INSTRUCTIONS TO FOLLOW
Omit every picture, then give all the entries again exactly.

DATA SUPPLIED
******

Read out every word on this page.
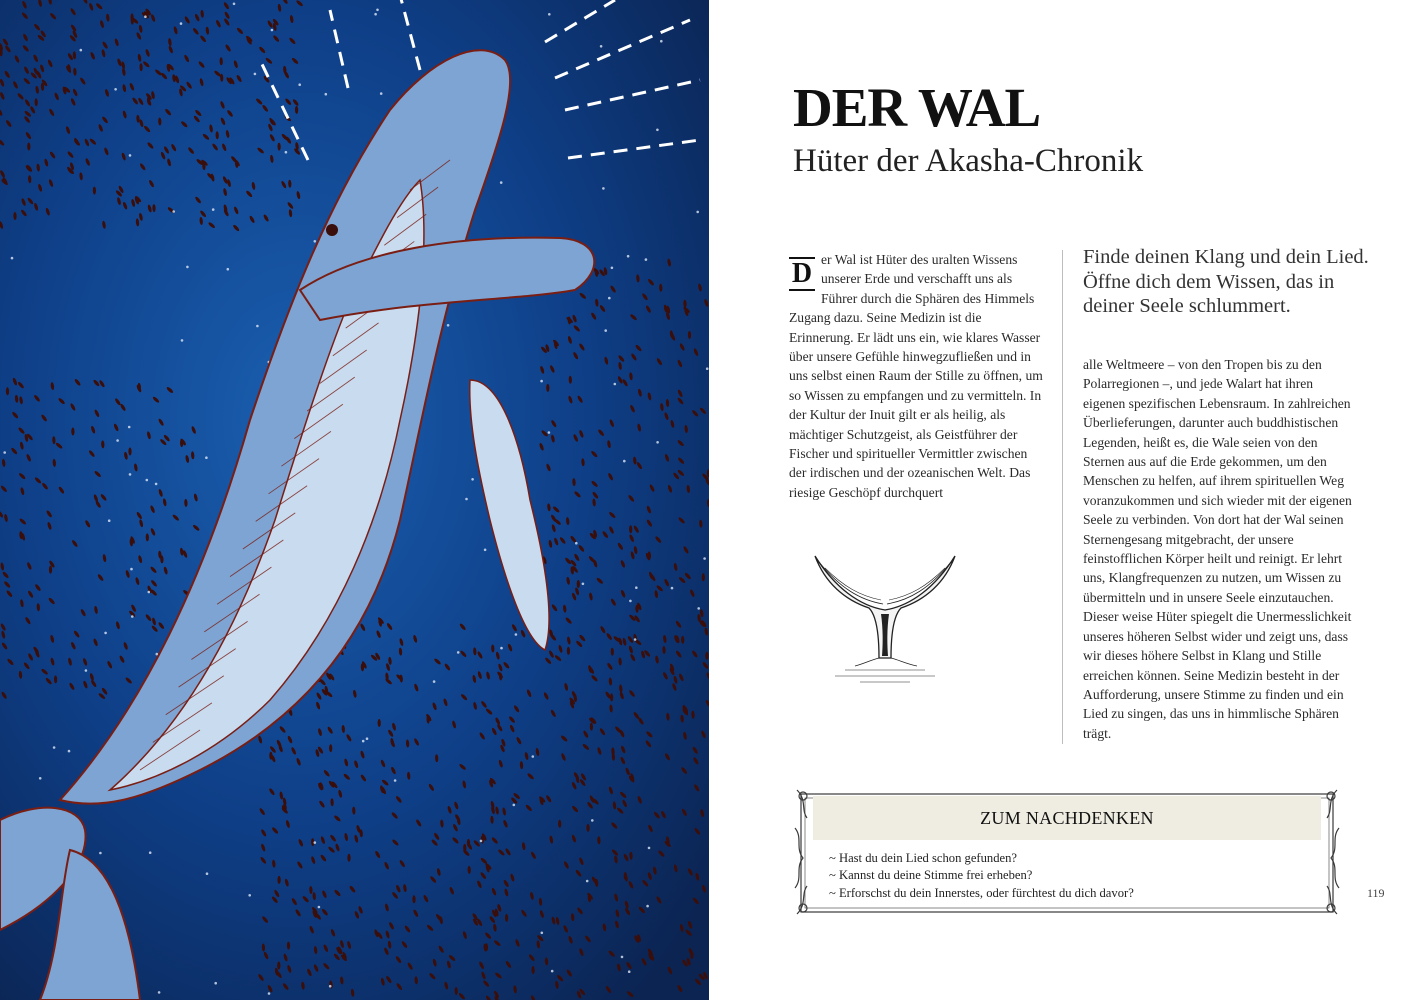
DER WAL
Hüter der Akasha-Chronik
D er Wal ist Hüter des uralten Wissens unserer Erde und verschafft uns als Führer durch die Sphären des Himmels Zugang dazu. Seine Medizin ist die Erinnerung. Er lädt uns ein, wie klares Wasser über unsere Gefühle hinwegzufließen und in uns selbst einen Raum der Stille zu öffnen, um so Wissen zu empfangen und zu vermitteln. In der Kultur der Inuit gilt er als heilig, als mächtiger Schutzgeist, als Geistführer der Fischer und spiritueller Vermittler zwischen der irdischen und der ozeanischen Welt. Das riesige Geschöpf durchquert

Finde deinen Klang und dein Lied. Öffne dich dem Wissen, das in deiner Seele schlummert.

alle Weltmeere – von den Tropen bis zu den Polarregionen –, und jede Walart hat ihren eigenen spezifischen Lebensraum. In zahlreichen Überlieferungen, darunter auch buddhistischen Legenden, heißt es, die Wale seien von den Sternen aus auf die Erde gekommen, um den Menschen zu helfen, auf ihrem spirituellen Weg voranzukommen und sich wieder mit der eigenen Seele zu verbinden. Von dort hat der Wal seinen Sternengesang mitgebracht, der unsere feinstofflichen Körper heilt und reinigt. Er lehrt uns, Klangfrequenzen zu nutzen, um Wissen zu übermitteln und in unsere Seele einzutauchen. Dieser weise Hüter spiegelt die Unermesslichkeit unseres höheren Selbst wider und zeigt uns, dass wir dieses höhere Selbst in Klang und Stille erreichen können. Seine Medizin besteht in der Aufforderung, unsere Stimme zu finden und ein Lied zu singen, das uns in himmlische Sphären trägt.

ZUM NACHDENKEN
~ Hast du dein Lied schon gefunden?
~ Kannst du deine Stimme frei erheben?
~ Erforschst du dein Innerstes, oder fürchtest du dich davor?	119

******

RESULT
Read out every word on this page.
DER WAL
Hüter der Akasha-Chronik
D er Wal ist Hüter des uralten Wissens unserer Erde und verschafft uns als Führer durch die Sphären des Himmels Zugang dazu. Seine Medizin ist die Erinnerung. Er lädt uns ein, wie klares Wasser über unsere Gefühle hinwegzufließen und in uns selbst einen Raum der Stille zu öffnen, um so Wissen zu empfangen und zu vermitteln. In der Kultur der Inuit gilt er als heilig, als mächtiger Schutzgeist, als Geistführer der Fischer und spiritueller Vermittler zwischen der irdischen und der ozeanischen Welt. Das riesige Geschöpf durchquert

Finde deinen Klang und dein Lied. Öffne dich dem Wissen, das in deiner Seele schlummert.

alle Weltmeere – von den Tropen bis zu den Polarregionen –, und jede Walart hat ihren eigenen spezifischen Lebensraum. In zahlreichen Überlieferungen, darunter auch buddhistischen Legenden, heißt es, die Wale seien von den Sternen aus auf die Erde gekommen, um den Menschen zu helfen, auf ihrem spirituellen Weg voranzukommen und sich wieder mit der eigenen Seele zu verbinden. Von dort hat der Wal seinen Sternengesang mitgebracht, der unsere feinstofflichen Körper heilt und reinigt. Er lehrt uns, Klangfrequenzen zu nutzen, um Wissen zu übermitteln und in unsere Seele einzutauchen. Dieser weise Hüter spiegelt die Unermesslichkeit unseres höheren Selbst wider und zeigt uns, dass wir dieses höhere Selbst in Klang und Stille erreichen können. Seine Medizin besteht in der Aufforderung, unsere Stimme zu finden und ein Lied zu singen, das uns in himmlische Sphären trägt.

ZUM NACHDENKEN
~ Hast du dein Lied schon gefunden?
~ Kannst du deine Stimme frei erheben?
~ Erforschst du dein Innerstes, oder fürchtest du dich davor?	119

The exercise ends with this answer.